Items
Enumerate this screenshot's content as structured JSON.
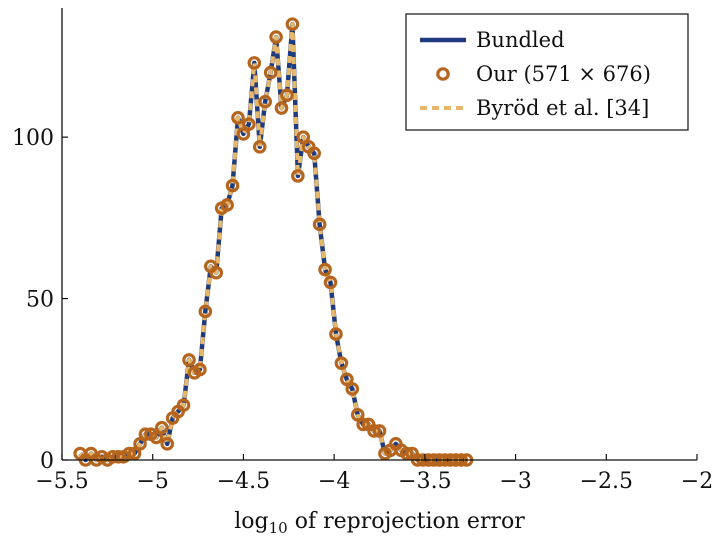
{
  "chart_data": {
    "type": "line",
    "title": "",
    "xlabel": {
      "prefix": "log",
      "subscript": "10",
      "suffix": " of reprojection error"
    },
    "ylabel": "",
    "xlim": [
      -5.5,
      -2
    ],
    "ylim": [
      0,
      140
    ],
    "x_ticks": [
      -5.5,
      -5,
      -4.5,
      -4,
      -3.5,
      -3,
      -2.5,
      -2
    ],
    "x_tick_labels": [
      "−5.5",
      "−5",
      "−4.5",
      "−4",
      "−3.5",
      "−3",
      "−2.5",
      "−2"
    ],
    "y_ticks": [
      0,
      50,
      100
    ],
    "y_tick_labels": [
      "0",
      "50",
      "100"
    ],
    "grid": false,
    "legend_position": "top-right",
    "colors": {
      "bundled": "#1f3b80",
      "our": "#b5651d",
      "byrod": "#e8b86a"
    },
    "x": [
      -5.4,
      -5.37,
      -5.34,
      -5.31,
      -5.28,
      -5.25,
      -5.22,
      -5.19,
      -5.16,
      -5.13,
      -5.1,
      -5.07,
      -5.04,
      -5.01,
      -4.98,
      -4.95,
      -4.92,
      -4.89,
      -4.86,
      -4.83,
      -4.8,
      -4.77,
      -4.74,
      -4.71,
      -4.68,
      -4.65,
      -4.62,
      -4.59,
      -4.56,
      -4.53,
      -4.5,
      -4.47,
      -4.44,
      -4.41,
      -4.38,
      -4.35,
      -4.32,
      -4.29,
      -4.26,
      -4.23,
      -4.2,
      -4.17,
      -4.14,
      -4.11,
      -4.08,
      -4.05,
      -4.02,
      -3.99,
      -3.96,
      -3.93,
      -3.9,
      -3.87,
      -3.84,
      -3.81,
      -3.78,
      -3.75,
      -3.72,
      -3.69,
      -3.66,
      -3.63,
      -3.6,
      -3.57,
      -3.54,
      -3.51,
      -3.48,
      -3.45,
      -3.42,
      -3.39,
      -3.36,
      -3.33,
      -3.3,
      -3.27
    ],
    "series": [
      {
        "name": "Bundled",
        "style": "line",
        "values": [
          2,
          0,
          2,
          0,
          1,
          0,
          1,
          1,
          1,
          2,
          2,
          5,
          8,
          8,
          7,
          10,
          5,
          13,
          15,
          17,
          31,
          27,
          28,
          46,
          60,
          58,
          78,
          79,
          85,
          106,
          101,
          104,
          123,
          97,
          111,
          120,
          131,
          109,
          113,
          135,
          88,
          100,
          97,
          95,
          73,
          59,
          55,
          39,
          30,
          25,
          22,
          14,
          11,
          11,
          9,
          9,
          2,
          3,
          5,
          3,
          2,
          2,
          0,
          0,
          0,
          0,
          0,
          0,
          0,
          0,
          0,
          0
        ]
      },
      {
        "name": "Our (571 × 676)",
        "style": "markers",
        "values": [
          2,
          0,
          2,
          0,
          1,
          0,
          1,
          1,
          1,
          2,
          2,
          5,
          8,
          8,
          7,
          10,
          5,
          13,
          15,
          17,
          31,
          27,
          28,
          46,
          60,
          58,
          78,
          79,
          85,
          106,
          101,
          104,
          123,
          97,
          111,
          120,
          131,
          109,
          113,
          135,
          88,
          100,
          97,
          95,
          73,
          59,
          55,
          39,
          30,
          25,
          22,
          14,
          11,
          11,
          9,
          9,
          2,
          3,
          5,
          3,
          2,
          2,
          0,
          0,
          0,
          0,
          0,
          0,
          0,
          0,
          0,
          0
        ]
      },
      {
        "name": "Byröd et al. [34]",
        "style": "dashed",
        "values": [
          2,
          0,
          2,
          0,
          1,
          0,
          1,
          1,
          1,
          2,
          2,
          5,
          8,
          8,
          7,
          10,
          5,
          13,
          15,
          17,
          31,
          27,
          28,
          46,
          60,
          58,
          78,
          79,
          85,
          106,
          101,
          104,
          123,
          97,
          111,
          120,
          131,
          109,
          113,
          135,
          88,
          100,
          97,
          95,
          73,
          59,
          55,
          39,
          30,
          25,
          22,
          14,
          11,
          11,
          9,
          9,
          2,
          3,
          5,
          3,
          2,
          2,
          0,
          0,
          0,
          0,
          0,
          0,
          0,
          0,
          0,
          0
        ]
      }
    ]
  }
}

Directive
Print every entry exactly as written, without the pictures.

Worked answer
Enumerate this screenshot's content as structured JSON.
{
  "chart_data": {
    "type": "line",
    "title": "",
    "xlabel": {
      "prefix": "log",
      "subscript": "10",
      "suffix": " of reprojection error"
    },
    "ylabel": "",
    "xlim": [
      -5.5,
      -2
    ],
    "ylim": [
      0,
      140
    ],
    "x_ticks": [
      -5.5,
      -5,
      -4.5,
      -4,
      -3.5,
      -3,
      -2.5,
      -2
    ],
    "x_tick_labels": [
      "−5.5",
      "−5",
      "−4.5",
      "−4",
      "−3.5",
      "−3",
      "−2.5",
      "−2"
    ],
    "y_ticks": [
      0,
      50,
      100
    ],
    "y_tick_labels": [
      "0",
      "50",
      "100"
    ],
    "grid": false,
    "legend_position": "top-right",
    "colors": {
      "bundled": "#1f3b80",
      "our": "#b5651d",
      "byrod": "#e8b86a"
    },
    "x": [
      -5.4,
      -5.37,
      -5.34,
      -5.31,
      -5.28,
      -5.25,
      -5.22,
      -5.19,
      -5.16,
      -5.13,
      -5.1,
      -5.07,
      -5.04,
      -5.01,
      -4.98,
      -4.95,
      -4.92,
      -4.89,
      -4.86,
      -4.83,
      -4.8,
      -4.77,
      -4.74,
      -4.71,
      -4.68,
      -4.65,
      -4.62,
      -4.59,
      -4.56,
      -4.53,
      -4.5,
      -4.47,
      -4.44,
      -4.41,
      -4.38,
      -4.35,
      -4.32,
      -4.29,
      -4.26,
      -4.23,
      -4.2,
      -4.17,
      -4.14,
      -4.11,
      -4.08,
      -4.05,
      -4.02,
      -3.99,
      -3.96,
      -3.93,
      -3.9,
      -3.87,
      -3.84,
      -3.81,
      -3.78,
      -3.75,
      -3.72,
      -3.69,
      -3.66,
      -3.63,
      -3.6,
      -3.57,
      -3.54,
      -3.51,
      -3.48,
      -3.45,
      -3.42,
      -3.39,
      -3.36,
      -3.33,
      -3.3,
      -3.27
    ],
    "series": [
      {
        "name": "Bundled",
        "style": "line",
        "values": [
          2,
          0,
          2,
          0,
          1,
          0,
          1,
          1,
          1,
          2,
          2,
          5,
          8,
          8,
          7,
          10,
          5,
          13,
          15,
          17,
          31,
          27,
          28,
          46,
          60,
          58,
          78,
          79,
          85,
          106,
          101,
          104,
          123,
          97,
          111,
          120,
          131,
          109,
          113,
          135,
          88,
          100,
          97,
          95,
          73,
          59,
          55,
          39,
          30,
          25,
          22,
          14,
          11,
          11,
          9,
          9,
          2,
          3,
          5,
          3,
          2,
          2,
          0,
          0,
          0,
          0,
          0,
          0,
          0,
          0,
          0,
          0
        ]
      },
      {
        "name": "Our (571 × 676)",
        "style": "markers",
        "values": [
          2,
          0,
          2,
          0,
          1,
          0,
          1,
          1,
          1,
          2,
          2,
          5,
          8,
          8,
          7,
          10,
          5,
          13,
          15,
          17,
          31,
          27,
          28,
          46,
          60,
          58,
          78,
          79,
          85,
          106,
          101,
          104,
          123,
          97,
          111,
          120,
          131,
          109,
          113,
          135,
          88,
          100,
          97,
          95,
          73,
          59,
          55,
          39,
          30,
          25,
          22,
          14,
          11,
          11,
          9,
          9,
          2,
          3,
          5,
          3,
          2,
          2,
          0,
          0,
          0,
          0,
          0,
          0,
          0,
          0,
          0,
          0
        ]
      },
      {
        "name": "Byröd et al. [34]",
        "style": "dashed",
        "values": [
          2,
          0,
          2,
          0,
          1,
          0,
          1,
          1,
          1,
          2,
          2,
          5,
          8,
          8,
          7,
          10,
          5,
          13,
          15,
          17,
          31,
          27,
          28,
          46,
          60,
          58,
          78,
          79,
          85,
          106,
          101,
          104,
          123,
          97,
          111,
          120,
          131,
          109,
          113,
          135,
          88,
          100,
          97,
          95,
          73,
          59,
          55,
          39,
          30,
          25,
          22,
          14,
          11,
          11,
          9,
          9,
          2,
          3,
          5,
          3,
          2,
          2,
          0,
          0,
          0,
          0,
          0,
          0,
          0,
          0,
          0,
          0
        ]
      }
    ]
  }
}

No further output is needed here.